─── GIVEN RECORDS

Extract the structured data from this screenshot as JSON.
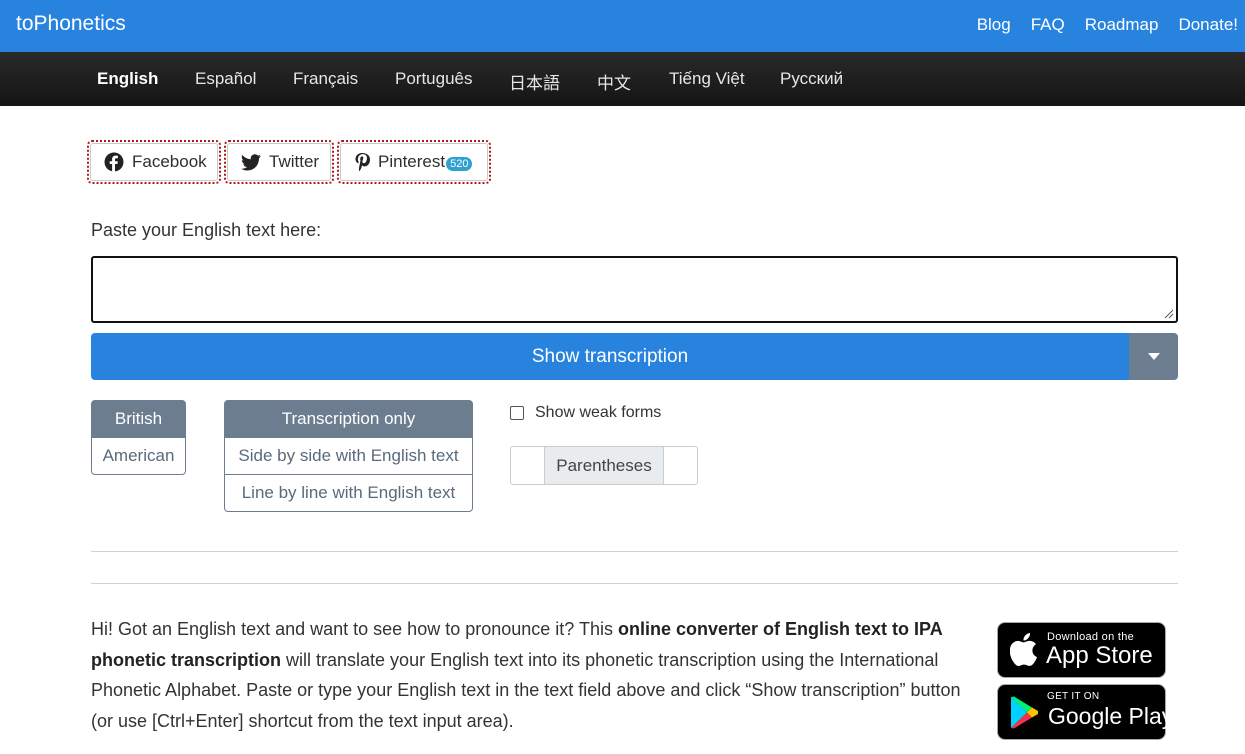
{
  "header": {
    "brand": "toPhonetics",
    "links": [
      "Blog",
      "FAQ",
      "Roadmap",
      "Donate!"
    ]
  },
  "languages": [
    {
      "label": "English",
      "active": true
    },
    {
      "label": "Español",
      "active": false
    },
    {
      "label": "Français",
      "active": false
    },
    {
      "label": "Português",
      "active": false
    },
    {
      "label": "日本語",
      "active": false
    },
    {
      "label": "中文",
      "active": false
    },
    {
      "label": "Tiếng Việt",
      "active": false
    },
    {
      "label": "Русский",
      "active": false
    }
  ],
  "share": {
    "facebook": "Facebook",
    "twitter": "Twitter",
    "pinterest": "Pinterest",
    "pinterest_count": "520"
  },
  "input": {
    "label": "Paste your English text here:",
    "value": ""
  },
  "submit": {
    "label": "Show transcription"
  },
  "accent": {
    "options": [
      "British",
      "American"
    ],
    "selected": "British"
  },
  "output_mode": {
    "options": [
      "Transcription only",
      "Side by side with English text",
      "Line by line with English text"
    ],
    "selected": "Transcription only"
  },
  "weak_forms": {
    "label": "Show weak forms",
    "checked": false
  },
  "brackets": {
    "label": "Parentheses"
  },
  "description": {
    "part1": "Hi! Got an English text and want to see how to pronounce it? This ",
    "bold": "online converter of English text to IPA phonetic transcription",
    "part2": " will translate your English text into its phonetic transcription using the International Phonetic Alphabet. Paste or type your English text in the text field above and click “Show transcription” button (or use [Ctrl+Enter] shortcut from the text input area)."
  },
  "stores": {
    "apple_small": "Download on the",
    "apple_big": "App Store",
    "google_small": "GET IT ON",
    "google_big": "Google Play"
  },
  "colors": {
    "primary": "#2783dd",
    "secondary": "#6c7d8f",
    "langbar": "#1c1c1c"
  }
}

──────

▶ [GOAL] Write out every line of the data that holds the word "input".

▶ [TASK RESPONSE]
  "input": {
    "part2": " will translate your English text into its phonetic transcription using the International Phonetic Alphabet. Paste or type your English text in the text field above and click “Show transcription” button (or use [Ctrl+Enter] shortcut from the text input area)."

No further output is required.